Begin

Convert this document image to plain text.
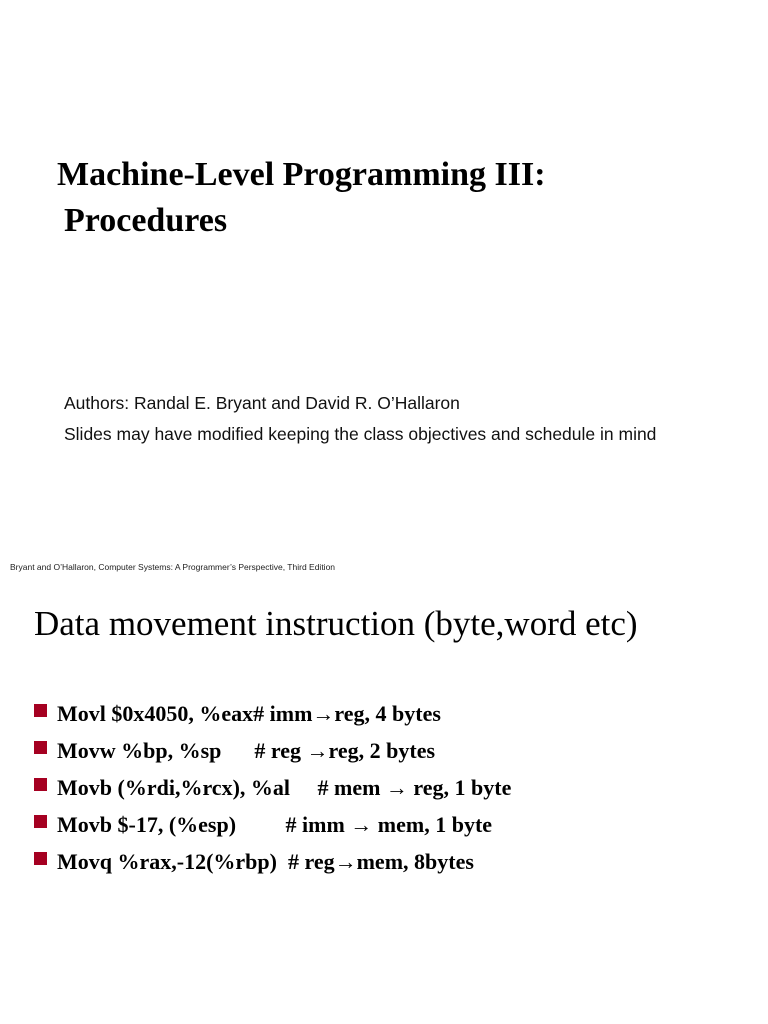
Machine-Level Programming III:
Procedures
Authors: Randal E. Bryant and David R. O’Hallaron
Slides may have modified keeping the class objectives and schedule in mind
Bryant and O’Hallaron, Computer Systems: A Programmer’s Perspective, Third Edition
Data movement instruction (byte,word etc)
Movl $0x4050, %eax# imm→reg, 4 bytes
Movw %bp, %sp      # reg →reg, 2 bytes
Movb (%rdi,%rcx), %al     # mem → reg, 1 byte
Movb $-17, (%esp)         # imm → mem, 1 byte
Movq %rax,-12(%rbp)  # reg→mem, 8bytes
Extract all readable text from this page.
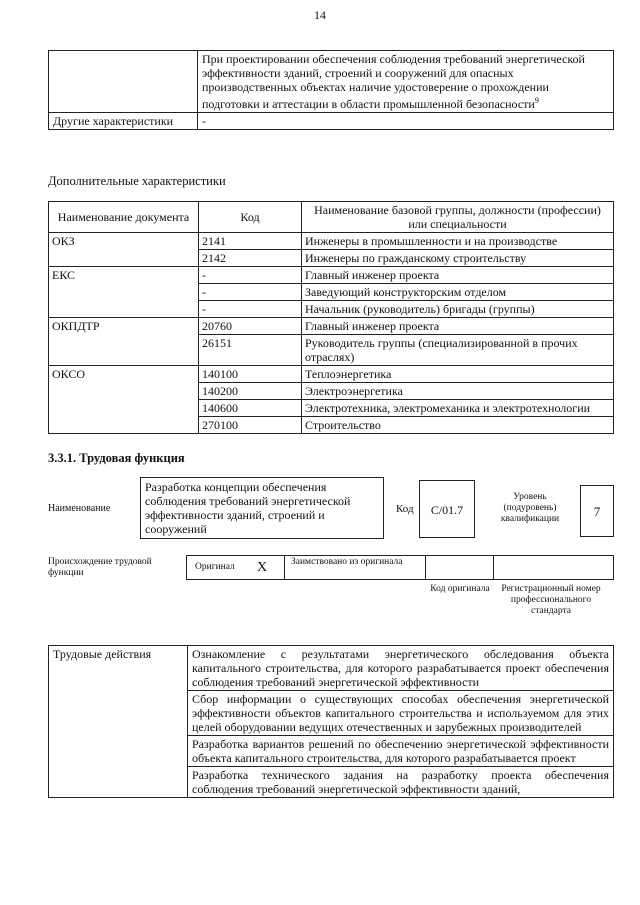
14
	При проектировании обеспечения соблюдения требований энергетической эффективности зданий, строений и сооружений для опасных производственных объектах наличие удостоверение о прохождении подготовки и аттестации в области промышленной безопасности$^9$
Другие характеристики	-
Дополнительные характеристики
Наименование документа	Код	Наименование базовой группы, должности (профессии) или специальности
ОКЗ	2141	Инженеры в промышленности и на производстве
	2142	Инженеры по гражданскому строительству
ЕКС	-	Главный инженер проекта
	-	Заведующий конструкторским отделом
	-	Начальник (руководитель) бригады (группы)
ОКПДТР	20760	Главный инженер проекта
	26151	Руководитель группы (специализированной в прочих отраслях)
ОКСО	140100	Теплоэнергетика
	140200	Электроэнергетика
	140600	Электротехника, электромеханика и электротехнологии
	270100	Строительство
3.3.1. Трудовая функция
Наименование
Разработка концепции обеспечения соблюдения требований энергетической эффективности зданий, строений и сооружений
Код	C/01.7
Уровень (подуровень) квалификации	7
Происхождение трудовой функции
Оригинал X	Заимствовано из оригинала
Код оригинала	Регистрационный номер профессионального стандарта
Трудовые действия	Ознакомление с результатами энергетического обследования объекта капитального строительства, для которого разрабатывается проект обеспечения соблюдения требований энергетической эффективности
Сбор информации о существующих способах обеспечения энергетической эффективности объектов капитального строительства и используемом для этих целей оборудовании ведущих отечественных и зарубежных производителей
Разработка вариантов решений по обеспечению энергетической эффективности объекта капитального строительства, для которого разрабатывается проект
Разработка технического задания на разработку проекта обеспечения соблюдения требований энергетической эффективности зданий,
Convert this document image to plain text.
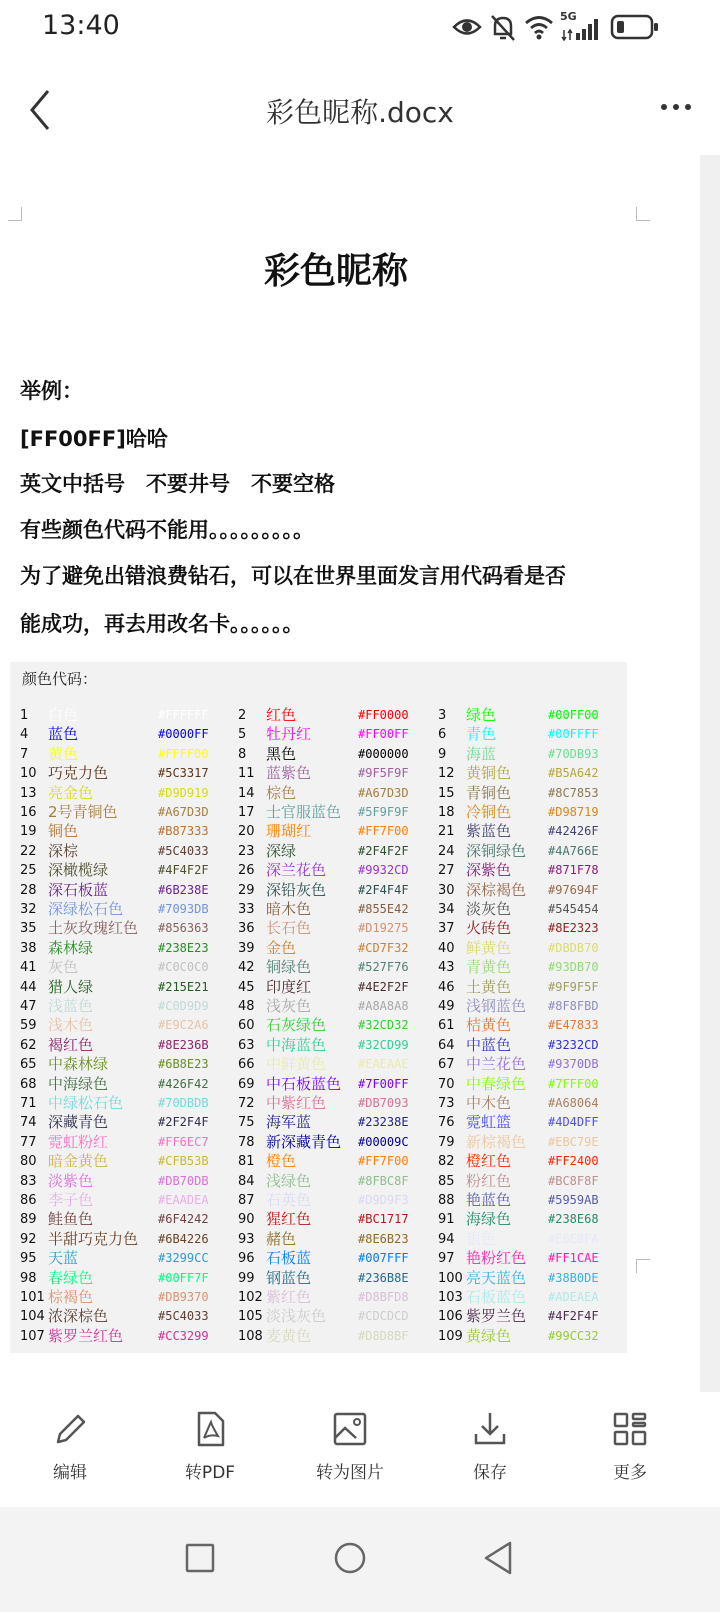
13:40	5G
彩色昵称.docx
彩色昵称
举例：
[FF00FF]哈哈
英文中括号　不要井号　不要空格
有些颜色代码不能用。。。。。。。。。
为了避免出错浪费钻石，可以在世界里面发言用代码看是否
能成功，再去用改名卡。。。。。。
颜色代码：
1 白色	#FFFFFF 2 红色	#FF0000 3 绿色	#00FF00
4 蓝色	#0000FF 5 牡丹红	#FF00FF 6 青色	#00FFFF
7 黄色	#FFFF00 8 黑色	#000000 9 海蓝	#70DB93
10 巧克力色	#5C3317 11 蓝紫色	#9F5F9F 12 黄铜色	#B5A642
13 亮金色	#D9D919 14 棕色	#A67D3D 15 青铜色	#8C7853
16 2号青铜色	#A67D3D 17 士官服蓝色 #5F9F9F 18 冷铜色	#D98719
19 铜色	#B87333 20 珊瑚红	#FF7F00 21 紫蓝色	#42426F
22 深棕	#5C4033 23 深绿	#2F4F2F 24 深铜绿色 #4A766E
25 深橄榄绿	#4F4F2F 26 深兰花色	#9932CD 27 深紫色	#871F78
28 深石板蓝	#6B238E 29 深铅灰色	#2F4F4F 30 深棕褐色 #97694F
32 深绿松石色	#7093DB 33 暗木色	#855E42 34 淡灰色	#545454
35 土灰玫瑰红色 #856363 36 长石色	#D19275 37 火砖色	#8E2323
38 森林绿	#238E23 39 金色	#CD7F32 40 鲜黄色	#DBDB70
41 灰色	#C0C0C0 42 铜绿色	#527F76 43 青黄色	#93DB70
44 猎人绿	#215E21 45 印度红	#4E2F2F 46 土黄色	#9F9F5F
47 浅蓝色	#C0D9D9 48 浅灰色	#A8A8A8 49 浅钢蓝色 #8F8FBD
59 浅木色	#E9C2A6 60 石灰绿色	#32CD32 61 桔黄色	#E47833
62 褐红色	#8E236B 63 中海蓝色	#32CD99 64 中蓝色	#3232CD
65 中森林绿	#6B8E23 66 中鲜黄色	#EAEAAE 67 中兰花色 #9370DB
68 中海绿色	#426F42 69 中石板蓝色 #7F00FF 70 中春绿色 #7FFF00
71 中绿松石色	#70DBDB 72 中紫红色	#DB7093 73 中木色	#A68064
74 深藏青色	#2F2F4F 75 海军蓝	#23238E 76 霓虹篮	#4D4DFF
77 霓虹粉红	#FF6EC7 78 新深藏青色 #00009C 79 新棕褐色 #EBC79E
80 暗金黄色	#CFB53B 81 橙色	#FF7F00 82 橙红色	#FF2400
83 淡紫色	#DB70DB 84 浅绿色	#8FBC8F 85 粉红色	#BC8F8F
86 李子色	#EAADEA 87 石英色	#D9D9F3 88 艳蓝色	#5959AB
89 鲑鱼色	#6F4242 90 猩红色	#BC1717 91 海绿色	#238E68
92 半甜巧克力色 #6B4226 93 赭色	#8E6B23 94 银色	#E6E8FA
95 天蓝	#3299CC 96 石板蓝	#007FFF 97 艳粉红色 #FF1CAE
98 春绿色	#00FF7F 99 钢蓝色	#236B8E 100 亮天蓝色 #38B0DE
101 棕褐色	#DB9370 102 紫红色	#D8BFD8 103 石板蓝色 #ADEAEA
104 浓深棕色	#5C4033 105 淡浅灰色	#CDCDCD 106 紫罗兰色 #4F2F4F
107 紫罗兰红色	#CC3299 108 麦黄色	#D8D8BF 109 黄绿色	#99CC32
编辑	转PDF	转为图片	保存	更多
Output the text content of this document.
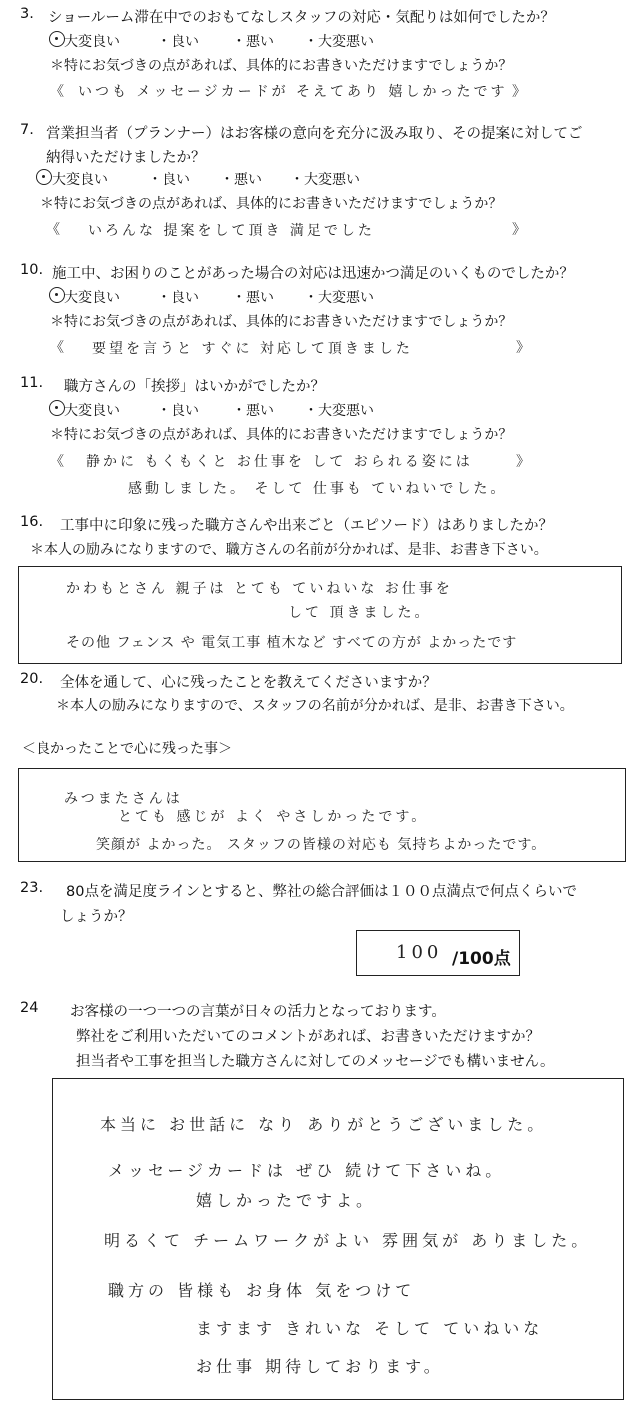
3. ショールーム滞在中でのおもてなしスタッフの対応・気配りは如何でしたか？
大変良い	・良い ・悪い ・大変悪い
＊特にお気づきの点があれば、具体的にお書きいただけますでしょうか？
《 いつも メッセージカードが そえてあり 嬉しかったです 》
7. 営業担当者（プランナー）はお客様の意向を充分に汲み取り、その提案に対してご
納得いただけましたか？
大変良い	・良い ・悪い ・大変悪い
＊特にお気づきの点があれば、具体的にお書きいただけますでしょうか？
《 いろんな 提案をして頂き 満足でした	》
10. 施工中、お困りのことがあった場合の対応は迅速かつ満足のいくものでしたか？
大変良い	・良い ・悪い ・大変悪い
＊特にお気づきの点があれば、具体的にお書きいただけますでしょうか？
《 要望を言うと すぐに 対応して頂きました	》
11. 職方さんの「挨拶」はいかがでしたか？
大変良い	・良い ・悪い ・大変悪い
＊特にお気づきの点があれば、具体的にお書きいただけますでしょうか？
《 静かに もくもくと お仕事を して おられる姿には	》
感動しました。 そして 仕事も ていねいでした。
16. 工事中に印象に残った職方さんや出来ごと（エピソード）はありましたか？
＊本人の励みになりますので、職方さんの名前が分かれば、是非、お書き下さい。
かわもとさん 親子は とても ていねいな お仕事を
して 頂きました。
その他 フェンス や 電気工事 植木など すべての方が よかったです
20. 全体を通して、心に残ったことを教えてくださいますか？
＊本人の励みになりますので、スタッフの名前が分かれば、是非、お書き下さい。
＜良かったことで心に残った事＞
みつまたさんは
とても 感じが よく やさしかったです。
笑顔が よかった。 スタッフの皆様の対応も 気持ちよかったです。
23. 80点を満足度ラインとすると、弊社の総合評価は１００点満点で何点くらいで
しょうか？
100 /100点
24 お客様の一つ一つの言葉が日々の活力となっております。
弊社をご利用いただいてのコメントがあれば、お書きいただけますか？
担当者や工事を担当した職方さんに対してのメッセージでも構いません。
本当に お世話に なり ありがとうございました。
メッセージカードは ぜひ 続けて下さいね。
嬉しかったですよ。
明るくて チームワークがよい 雰囲気が ありました。
職方の 皆様も お身体 気をつけて
ますます きれいな そして ていねいな
お仕事 期待しております。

End

Copy out each line of the records that holds the string "Hallaron".

Authors: Randal E. Bryant and David R. O’Hallaron
Bryant and O’Hallaron, Computer Systems: A Programmer’s Perspective, Third Edition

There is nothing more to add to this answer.